Records from a collection
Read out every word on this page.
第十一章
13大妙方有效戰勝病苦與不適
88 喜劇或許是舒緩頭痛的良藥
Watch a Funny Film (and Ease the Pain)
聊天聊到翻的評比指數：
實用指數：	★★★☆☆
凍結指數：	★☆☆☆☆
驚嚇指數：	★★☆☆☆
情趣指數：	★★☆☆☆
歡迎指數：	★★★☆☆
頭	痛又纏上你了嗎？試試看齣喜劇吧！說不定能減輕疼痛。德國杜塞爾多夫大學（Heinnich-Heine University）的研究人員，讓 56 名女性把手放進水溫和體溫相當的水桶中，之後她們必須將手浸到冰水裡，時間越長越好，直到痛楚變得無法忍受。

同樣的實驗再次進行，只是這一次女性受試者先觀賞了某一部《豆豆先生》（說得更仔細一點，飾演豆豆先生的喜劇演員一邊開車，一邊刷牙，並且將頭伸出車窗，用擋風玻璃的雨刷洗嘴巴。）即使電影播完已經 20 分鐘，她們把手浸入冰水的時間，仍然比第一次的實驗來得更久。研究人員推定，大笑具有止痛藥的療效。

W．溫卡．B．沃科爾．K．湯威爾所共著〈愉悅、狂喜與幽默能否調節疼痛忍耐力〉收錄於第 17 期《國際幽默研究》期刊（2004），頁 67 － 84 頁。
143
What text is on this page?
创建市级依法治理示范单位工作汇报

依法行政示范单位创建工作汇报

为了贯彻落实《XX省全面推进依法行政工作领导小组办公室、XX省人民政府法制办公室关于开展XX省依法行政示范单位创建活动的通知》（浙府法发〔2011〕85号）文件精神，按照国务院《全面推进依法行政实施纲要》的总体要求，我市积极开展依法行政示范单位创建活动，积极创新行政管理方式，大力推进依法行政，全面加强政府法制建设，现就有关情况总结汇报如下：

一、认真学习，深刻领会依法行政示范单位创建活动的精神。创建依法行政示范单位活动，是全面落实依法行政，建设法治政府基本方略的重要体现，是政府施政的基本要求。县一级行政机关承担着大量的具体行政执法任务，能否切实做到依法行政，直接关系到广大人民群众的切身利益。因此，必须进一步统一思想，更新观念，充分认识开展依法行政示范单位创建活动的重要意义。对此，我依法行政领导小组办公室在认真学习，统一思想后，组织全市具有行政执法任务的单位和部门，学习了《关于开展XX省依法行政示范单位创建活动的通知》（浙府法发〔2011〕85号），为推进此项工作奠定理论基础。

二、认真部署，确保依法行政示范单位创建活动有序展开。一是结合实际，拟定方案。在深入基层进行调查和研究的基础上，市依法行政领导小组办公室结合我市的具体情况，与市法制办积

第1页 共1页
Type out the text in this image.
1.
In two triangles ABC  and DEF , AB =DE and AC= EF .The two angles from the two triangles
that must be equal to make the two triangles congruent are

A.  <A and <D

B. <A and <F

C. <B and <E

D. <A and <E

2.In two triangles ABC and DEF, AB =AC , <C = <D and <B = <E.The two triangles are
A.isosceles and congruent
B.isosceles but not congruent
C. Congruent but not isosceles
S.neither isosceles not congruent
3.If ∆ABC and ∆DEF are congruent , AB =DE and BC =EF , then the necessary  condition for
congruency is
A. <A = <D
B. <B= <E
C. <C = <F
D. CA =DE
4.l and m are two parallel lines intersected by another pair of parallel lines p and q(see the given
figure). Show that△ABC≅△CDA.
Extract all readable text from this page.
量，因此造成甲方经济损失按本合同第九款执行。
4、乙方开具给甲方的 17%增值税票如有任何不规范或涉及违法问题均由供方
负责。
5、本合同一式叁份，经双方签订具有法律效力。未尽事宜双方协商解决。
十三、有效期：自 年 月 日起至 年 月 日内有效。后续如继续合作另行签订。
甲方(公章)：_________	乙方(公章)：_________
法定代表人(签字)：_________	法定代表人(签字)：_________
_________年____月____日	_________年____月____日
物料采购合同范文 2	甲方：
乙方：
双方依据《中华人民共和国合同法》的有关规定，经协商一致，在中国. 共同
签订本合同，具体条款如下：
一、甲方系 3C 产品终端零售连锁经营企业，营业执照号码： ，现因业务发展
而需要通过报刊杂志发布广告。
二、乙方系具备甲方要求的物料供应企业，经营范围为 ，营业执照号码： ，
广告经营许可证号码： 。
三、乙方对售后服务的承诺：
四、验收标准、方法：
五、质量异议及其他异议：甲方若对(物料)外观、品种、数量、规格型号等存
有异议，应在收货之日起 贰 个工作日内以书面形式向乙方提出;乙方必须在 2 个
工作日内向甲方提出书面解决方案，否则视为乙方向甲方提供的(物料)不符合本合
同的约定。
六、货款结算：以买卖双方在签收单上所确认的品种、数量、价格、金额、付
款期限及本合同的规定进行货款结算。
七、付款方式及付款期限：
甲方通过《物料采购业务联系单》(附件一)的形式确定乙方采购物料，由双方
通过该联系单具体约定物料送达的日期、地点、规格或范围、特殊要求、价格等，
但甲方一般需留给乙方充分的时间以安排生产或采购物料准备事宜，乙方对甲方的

> **Direction**
Reproduce the entries above in full, verbatim.

> **Exercise result**
Read out every word on this page.
第十一章
13大妙方有效戰勝病苦與不適
88 喜劇或許是舒緩頭痛的良藥
Watch a Funny Film (and Ease the Pain)
聊天聊到翻的評比指數：
實用指數：	★★★☆☆
凍結指數：	★☆☆☆☆
驚嚇指數：	★★☆☆☆
情趣指數：	★★☆☆☆
歡迎指數：	★★★☆☆
頭	痛又纏上你了嗎？試試看齣喜劇吧！說不定能減輕疼痛。德國杜塞爾多夫大學（Heinnich-Heine University）的研究人員，讓 56 名女性把手放進水溫和體溫相當的水桶中，之後她們必須將手浸到冰水裡，時間越長越好，直到痛楚變得無法忍受。

同樣的實驗再次進行，只是這一次女性受試者先觀賞了某一部《豆豆先生》（說得更仔細一點，飾演豆豆先生的喜劇演員一邊開車，一邊刷牙，並且將頭伸出車窗，用擋風玻璃的雨刷洗嘴巴。）即使電影播完已經 20 分鐘，她們把手浸入冰水的時間，仍然比第一次的實驗來得更久。研究人員推定，大笑具有止痛藥的療效。

W．溫卡．B．沃科爾．K．湯威爾所共著〈愉悅、狂喜與幽默能否調節疼痛忍耐力〉收錄於第 17 期《國際幽默研究》期刊（2004），頁 67 － 84 頁。
143
What text is on this page?
创建市级依法治理示范单位工作汇报

依法行政示范单位创建工作汇报

为了贯彻落实《XX省全面推进依法行政工作领导小组办公室、XX省人民政府法制办公室关于开展XX省依法行政示范单位创建活动的通知》（浙府法发〔2011〕85号）文件精神，按照国务院《全面推进依法行政实施纲要》的总体要求，我市积极开展依法行政示范单位创建活动，积极创新行政管理方式，大力推进依法行政，全面加强政府法制建设，现就有关情况总结汇报如下：

一、认真学习，深刻领会依法行政示范单位创建活动的精神。创建依法行政示范单位活动，是全面落实依法行政，建设法治政府基本方略的重要体现，是政府施政的基本要求。县一级行政机关承担着大量的具体行政执法任务，能否切实做到依法行政，直接关系到广大人民群众的切身利益。因此，必须进一步统一思想，更新观念，充分认识开展依法行政示范单位创建活动的重要意义。对此，我依法行政领导小组办公室在认真学习，统一思想后，组织全市具有行政执法任务的单位和部门，学习了《关于开展XX省依法行政示范单位创建活动的通知》（浙府法发〔2011〕85号），为推进此项工作奠定理论基础。

二、认真部署，确保依法行政示范单位创建活动有序展开。一是结合实际，拟定方案。在深入基层进行调查和研究的基础上，市依法行政领导小组办公室结合我市的具体情况，与市法制办积

第1页 共1页
Type out the text in this image.
1.
In two triangles ABC  and DEF , AB =DE and AC= EF .The two angles from the two triangles
that must be equal to make the two triangles congruent are

A.  <A and <D

B. <A and <F

C. <B and <E

D. <A and <E

2.In two triangles ABC and DEF, AB =AC , <C = <D and <B = <E.The two triangles are
A.isosceles and congruent
B.isosceles but not congruent
C. Congruent but not isosceles
S.neither isosceles not congruent
3.If ∆ABC and ∆DEF are congruent , AB =DE and BC =EF , then the necessary  condition for
congruency is
A. <A = <D
B. <B= <E
C. <C = <F
D. CA =DE
4.l and m are two parallel lines intersected by another pair of parallel lines p and q(see the given
figure). Show that△ABC≅△CDA.
Extract all readable text from this page.
量，因此造成甲方经济损失按本合同第九款执行。
4、乙方开具给甲方的 17%增值税票如有任何不规范或涉及违法问题均由供方
负责。
5、本合同一式叁份，经双方签订具有法律效力。未尽事宜双方协商解决。
十三、有效期：自 年 月 日起至 年 月 日内有效。后续如继续合作另行签订。
甲方(公章)：_________	乙方(公章)：_________
法定代表人(签字)：_________	法定代表人(签字)：_________
_________年____月____日	_________年____月____日
物料采购合同范文 2	甲方：
乙方：
双方依据《中华人民共和国合同法》的有关规定，经协商一致，在中国. 共同
签订本合同，具体条款如下：
一、甲方系 3C 产品终端零售连锁经营企业，营业执照号码： ，现因业务发展
而需要通过报刊杂志发布广告。
二、乙方系具备甲方要求的物料供应企业，经营范围为 ，营业执照号码： ，
广告经营许可证号码： 。
三、乙方对售后服务的承诺：
四、验收标准、方法：
五、质量异议及其他异议：甲方若对(物料)外观、品种、数量、规格型号等存
有异议，应在收货之日起 贰 个工作日内以书面形式向乙方提出;乙方必须在 2 个
工作日内向甲方提出书面解决方案，否则视为乙方向甲方提供的(物料)不符合本合
同的约定。
六、货款结算：以买卖双方在签收单上所确认的品种、数量、价格、金额、付
款期限及本合同的规定进行货款结算。
七、付款方式及付款期限：
甲方通过《物料采购业务联系单》(附件一)的形式确定乙方采购物料，由双方
通过该联系单具体约定物料送达的日期、地点、规格或范围、特殊要求、价格等，
但甲方一般需留给乙方充分的时间以安排生产或采购物料准备事宜，乙方对甲方的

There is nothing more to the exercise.